» Задание
Перепишите без изменений строки начиная со строки, где есть «bullet-text: Approximately one-third», и до строки, где есть «bullet-text: Three quarters», включительно.

» Записи набора данных о вёрстке
* * *

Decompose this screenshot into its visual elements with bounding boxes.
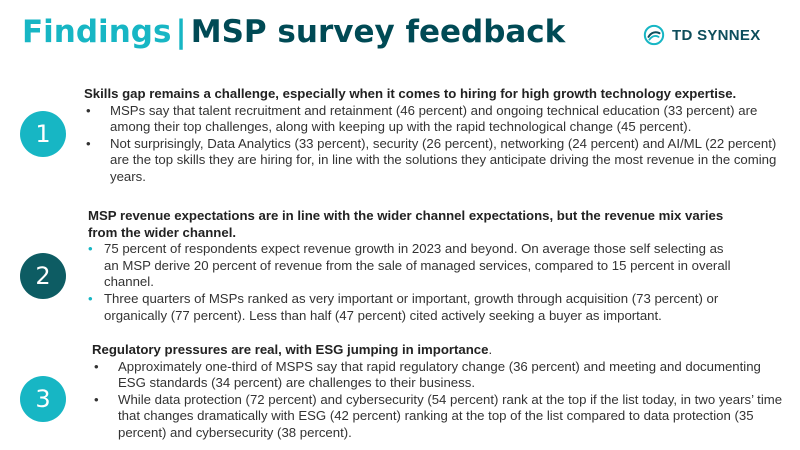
bullet-text: Approximately one-third of MSPS say that…	[118, 358, 761, 391]
finding-heading-line: Regulatory pressures are real, with ESG …	[92, 342, 792, 359]
bullet-text: Three quarters of MSPs ranked as very im…	[104, 290, 719, 323]
title-findings: Findings	[22, 14, 172, 50]
bullet-text: 75 percent of respondents expect revenue…	[104, 241, 731, 290]
finding-section-2: MSP revenue expectations are in line wit…	[88, 208, 738, 324]
bullet-icon: •	[94, 358, 99, 374]
bullet-text: Not surprisingly, Data Analytics (33 per…	[110, 135, 777, 184]
finding-bullet-list: • 75 percent of respondents expect revenu…	[88, 241, 738, 324]
finding-section-1: Skills gap remains a challenge, especial…	[84, 86, 794, 186]
bullet-icon: •	[88, 241, 93, 257]
list-item: • Approximately one-third of MSPS say tha…	[92, 359, 792, 392]
finding-heading: Regulatory pressures are real, with ESG …	[92, 342, 489, 357]
section-number-badge: 3	[20, 376, 66, 422]
td-synnex-logo-icon	[643, 24, 665, 46]
bullet-icon: •	[94, 391, 99, 407]
list-item: • Three quarters of MSPs ranked as very i…	[88, 291, 738, 324]
finding-section-3: Regulatory pressures are real, with ESG …	[92, 342, 792, 442]
finding-bullet-list: • Approximately one-third of MSPS say tha…	[92, 359, 792, 442]
bullet-text: While data protection (72 percent) and c…	[118, 391, 783, 440]
bullet-icon: •	[86, 102, 91, 118]
list-item: • Not surprisingly, Data Analytics (33 pe…	[84, 136, 794, 186]
title-separator: |	[175, 14, 187, 50]
finding-heading-suffix: .	[488, 342, 493, 357]
td-synnex-logo: TD SYNNEX	[643, 22, 761, 48]
bullet-text: MSPs say that talent recruitment and ret…	[110, 102, 758, 135]
list-item: • 75 percent of respondents expect revenu…	[88, 241, 738, 291]
section-number-badge: 1	[20, 111, 66, 157]
page-title: Findings | MSP survey feedback	[22, 8, 565, 56]
finding-heading: Skills gap remains a challenge, especial…	[84, 86, 737, 101]
list-item: • While data protection (72 percent) and …	[92, 392, 792, 442]
section-number-badge: 2	[20, 253, 66, 299]
list-item: • MSPs say that talent recruitment and re…	[84, 103, 794, 136]
bullet-icon: •	[86, 135, 91, 151]
finding-bullet-list: • MSPs say that talent recruitment and re…	[84, 103, 794, 186]
title-subject: MSP survey feedback	[190, 14, 566, 50]
bullet-icon: •	[88, 290, 93, 306]
logo-text: TD SYNNEX	[672, 26, 761, 44]
finding-heading: MSP revenue expectations are in line wit…	[88, 208, 724, 240]
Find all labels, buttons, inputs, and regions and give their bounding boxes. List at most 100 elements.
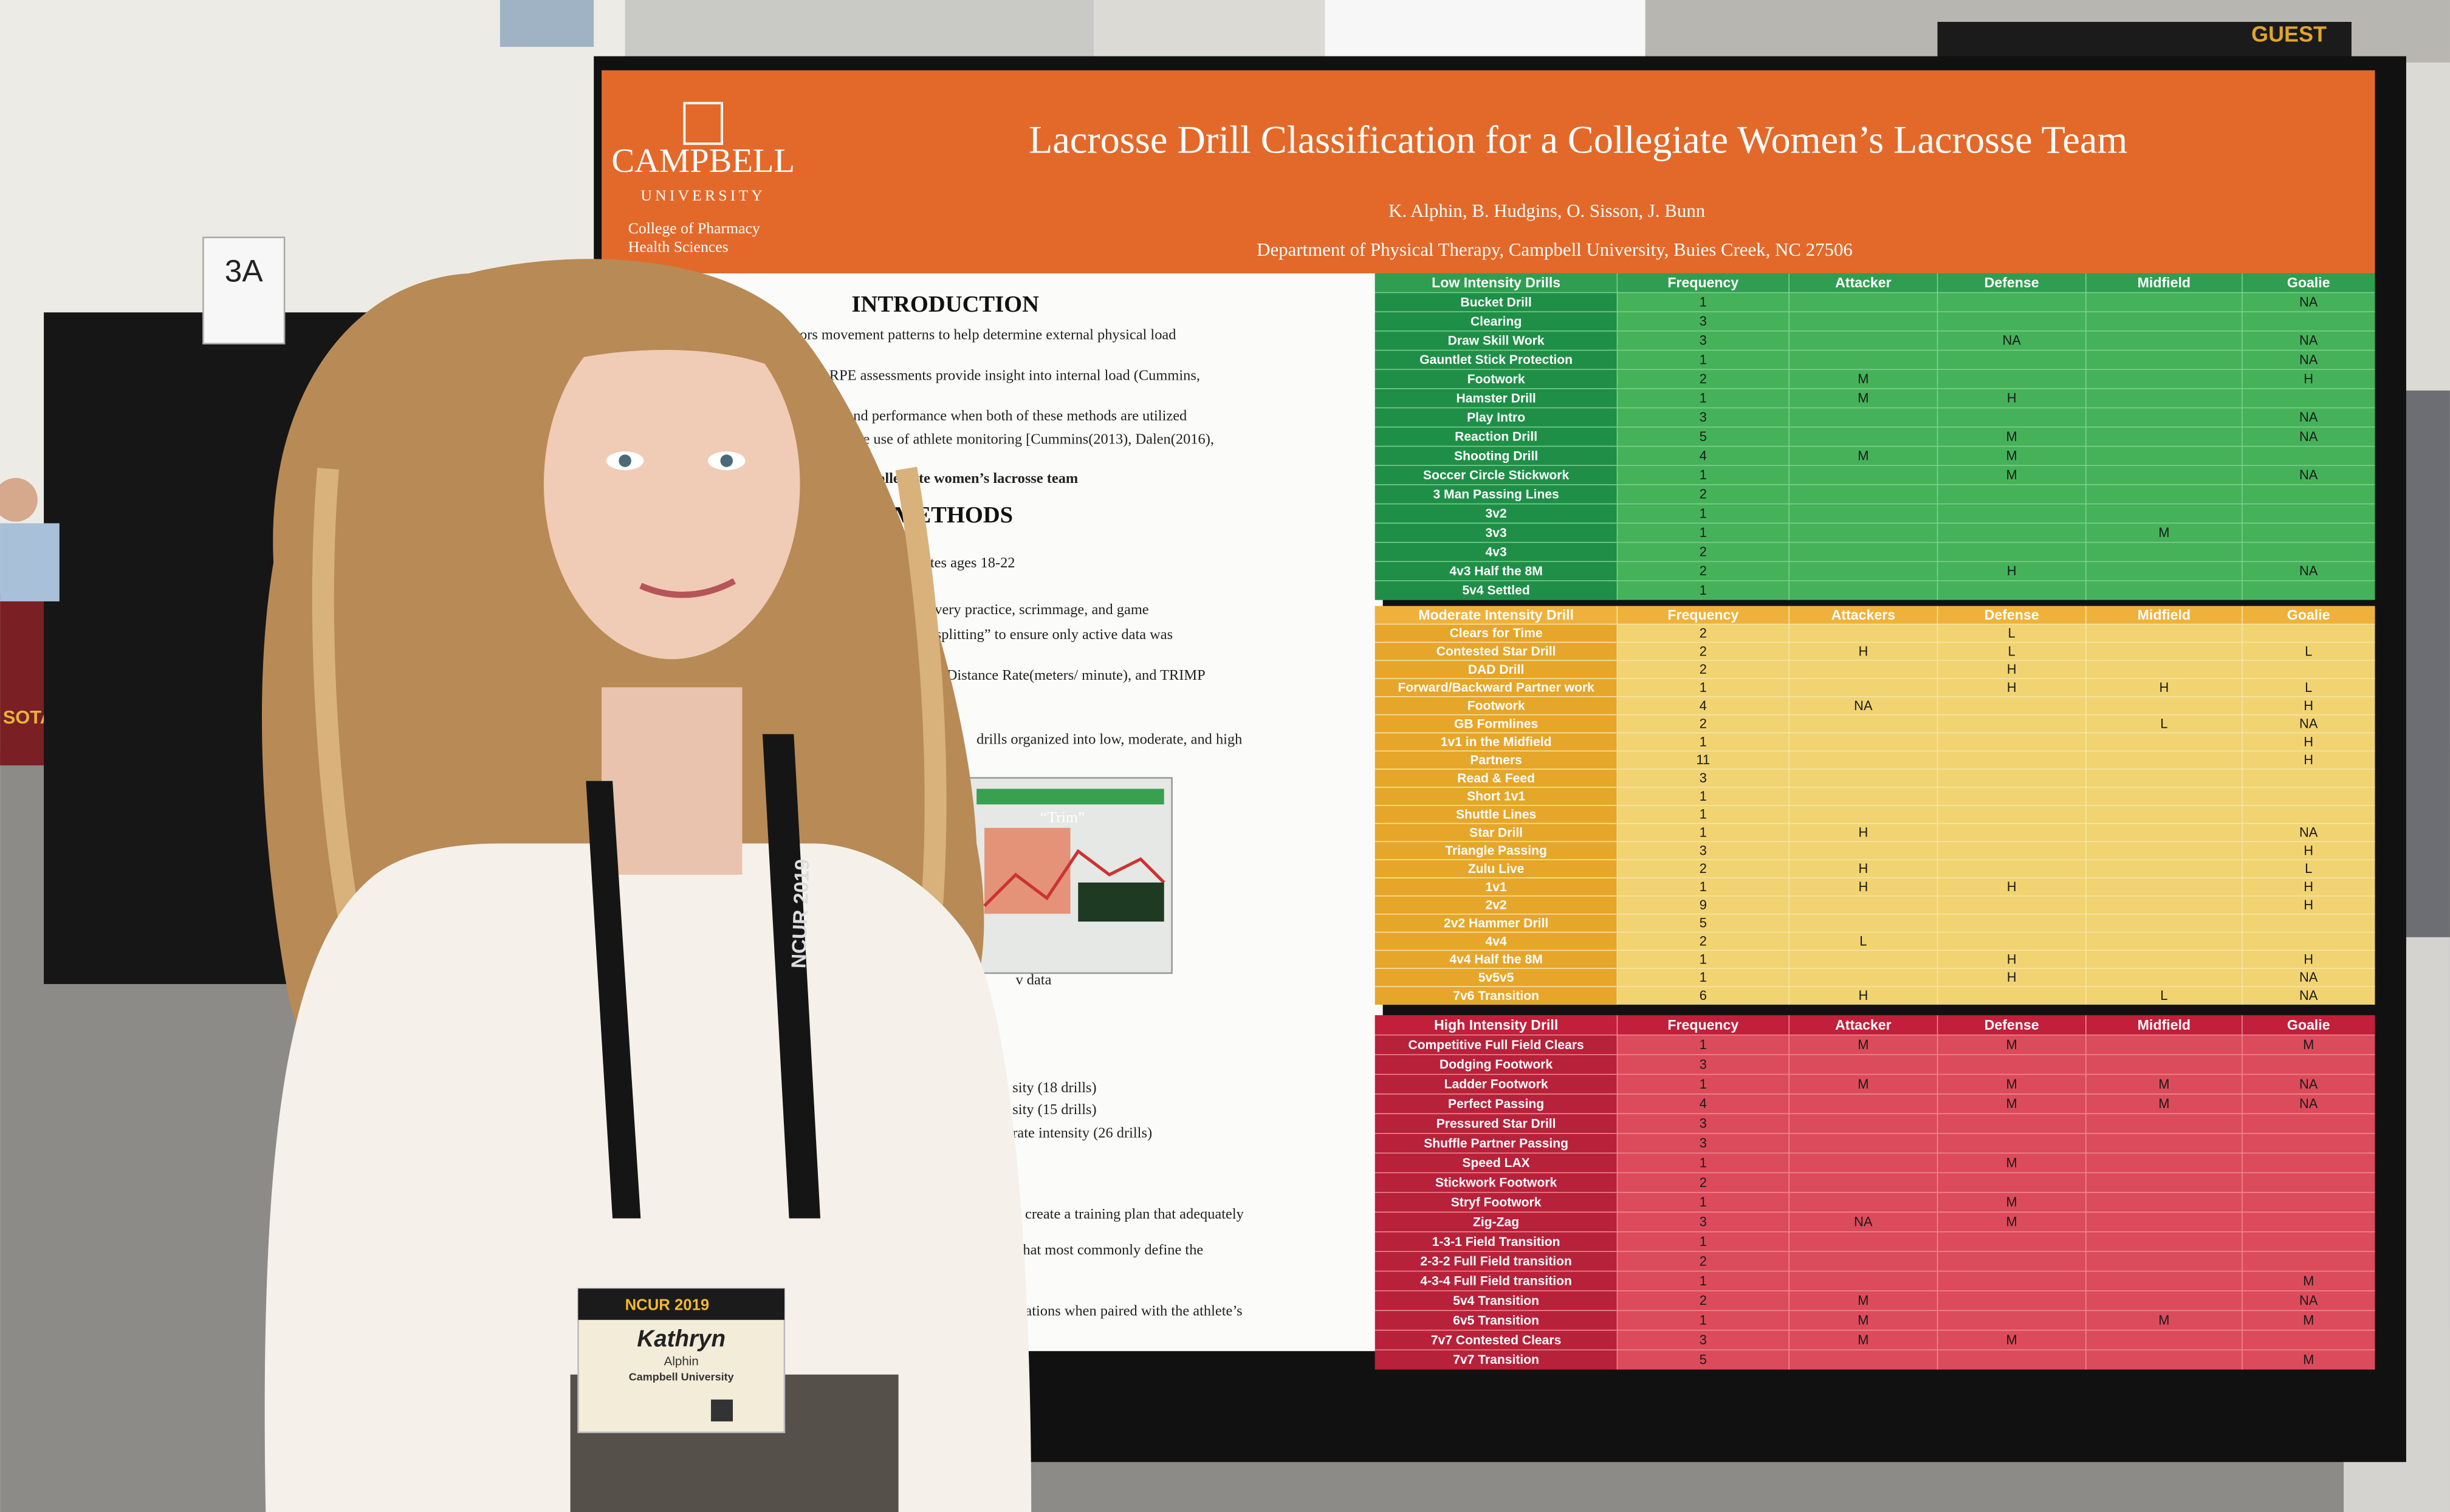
drill-name: Short 1v1 — [1467, 790, 1525, 804]
scoreboard-text: GUEST — [2251, 22, 2327, 47]
table-cell: NA — [2299, 467, 2318, 482]
drill-name: Soccer Circle Stickwork — [1423, 468, 1569, 482]
drill-name: Pressured Star Drill — [1436, 1117, 1556, 1131]
table-cell: 5 — [1700, 429, 1707, 444]
table-cell: 2 — [1700, 487, 1707, 502]
drill-name: Clearing — [1470, 315, 1522, 329]
hair-fringe — [515, 300, 813, 391]
column-header: Frequency — [1667, 607, 1738, 623]
column-header: Defense — [1985, 275, 2039, 290]
lanyard — [762, 734, 821, 1219]
table-cell: H — [2304, 371, 2313, 386]
drill-name: Zig-Zag — [1473, 1215, 1519, 1229]
drill-name: Shuttle Lines — [1456, 808, 1536, 822]
table-cell: M — [2158, 1096, 2169, 1111]
badge-first-name: Kathryn — [637, 1326, 726, 1352]
drill-name: 5v4 Transition — [1453, 1294, 1539, 1308]
table-cell: H — [1858, 643, 1868, 659]
column-header: Goalie — [2287, 275, 2330, 290]
column-header: Attacker — [1835, 1017, 1892, 1033]
drill-name: 6v5 Transition — [1453, 1313, 1539, 1327]
methods-line: s create a training plan that adequately — [1015, 1206, 1244, 1222]
table-cell: 1 — [1700, 951, 1707, 966]
table-cell: H — [2304, 897, 2313, 912]
drill-name: Bucket Drill — [1461, 295, 1532, 309]
drill-name: Star Drill — [1469, 826, 1523, 840]
table-cell: H — [2007, 951, 2017, 966]
table-cell: L — [2160, 716, 2167, 731]
drill-name: Stryf Footwork — [1451, 1196, 1542, 1209]
table-cell: 2 — [1700, 371, 1707, 386]
drill-name: Read & Feed — [1457, 771, 1535, 785]
methods-line: sity (15 drills) — [1012, 1101, 1096, 1118]
table-cell: NA — [2299, 716, 2318, 731]
table-cell: 1 — [1700, 525, 1707, 540]
table-cell: H — [2304, 698, 2313, 713]
figure-region — [1078, 882, 1164, 922]
lanyard-text: NCUR 2019 — [787, 858, 814, 968]
table-cell: H — [1858, 825, 1868, 840]
table-cell: M — [2158, 525, 2169, 540]
booth-sign — [202, 236, 286, 344]
drill-name: Partners — [1470, 753, 1522, 767]
table-cell: M — [2006, 1076, 2017, 1092]
table-cell: 11 — [1696, 752, 1710, 767]
table-cell: M — [1858, 448, 1868, 463]
intro-line: onitors movement patterns to help determ… — [777, 326, 1176, 343]
drill-name: 7v7 Transition — [1453, 1353, 1539, 1367]
table-cell: 2 — [1700, 625, 1707, 640]
column-header: Attacker — [1835, 275, 1892, 290]
table-cell: 1 — [1700, 734, 1707, 749]
drill-name: 4v3 Half the 8M — [1449, 564, 1542, 578]
table-cell: 1 — [1700, 1194, 1707, 1209]
intro-line: red with RPE assessments provide insight… — [777, 367, 1200, 383]
poster-authors: K. Alphin, B. Hudgins, O. Sisson, J. Bun… — [1388, 200, 1705, 221]
column-header: Defense — [1985, 1017, 2039, 1033]
table-cell: M — [2006, 1194, 2017, 1209]
booth-sign-text: 3A — [225, 253, 264, 289]
table-cell: 3 — [1700, 1332, 1707, 1347]
table-cell: L — [2305, 680, 2312, 695]
table-cell: M — [2303, 1273, 2314, 1288]
methods-line: drills organized into low, moderate, and… — [976, 731, 1242, 747]
logo-crest — [683, 101, 723, 145]
methods-line: that most commonly define the — [1019, 1242, 1204, 1258]
column-header: Attackers — [1831, 607, 1895, 623]
table-cell: M — [2006, 448, 2017, 463]
table-cell: NA — [1854, 698, 1873, 713]
table-cell: M — [1858, 391, 1868, 406]
table-cell: 3 — [1700, 1135, 1707, 1151]
drill-name: 2-3-2 Full Field transition — [1420, 1254, 1571, 1268]
neck — [602, 687, 743, 875]
table-cell: NA — [2299, 352, 2318, 367]
column-header: Midfield — [2138, 607, 2191, 623]
table-cell: H — [2007, 879, 2017, 894]
table-cell: M — [2303, 1352, 2314, 1367]
table-cell: M — [2303, 1313, 2314, 1328]
column-header: Midfield — [2138, 1017, 2191, 1033]
table-cell: NA — [2299, 988, 2318, 1003]
table-cell: H — [2304, 734, 2313, 749]
table-cell: NA — [2299, 429, 2318, 444]
poster-header — [602, 70, 2375, 273]
table-cell: 1 — [1700, 467, 1707, 482]
table-cell: 3 — [1700, 1056, 1707, 1072]
table-cell: NA — [2299, 333, 2318, 348]
table-cell: L — [1859, 934, 1867, 949]
drill-name: GB Formlines — [1454, 717, 1538, 731]
drill-name: Footwork — [1467, 372, 1525, 386]
window — [499, 0, 594, 47]
table-cell: H — [2007, 391, 2017, 406]
logo-college: College of Pharmacy — [628, 219, 760, 237]
figure-trace — [983, 849, 1165, 908]
table-cell: L — [2305, 643, 2312, 659]
table-cell: 1 — [1700, 1037, 1707, 1052]
logo-name: CAMPBELL — [611, 142, 795, 180]
table-cell: H — [2304, 879, 2313, 894]
drill-name: Reaction Drill — [1455, 430, 1537, 444]
table-cell: 4 — [1700, 1096, 1707, 1111]
table-cell: H — [2007, 680, 2017, 695]
drill-name: 3v2 — [1486, 507, 1507, 521]
badge-last-name: Alphin — [664, 1355, 699, 1369]
table-cell: M — [2006, 1096, 2017, 1111]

* * *

» Готовый ответ
bullet-text: Approximately one-third of MSPS say that…	[118, 358, 761, 391]
finding-heading-line: Regulatory pressures are real, with ESG …	[92, 342, 792, 359]
bullet-text: Three quarters of MSPs ranked as very im…	[104, 290, 719, 323]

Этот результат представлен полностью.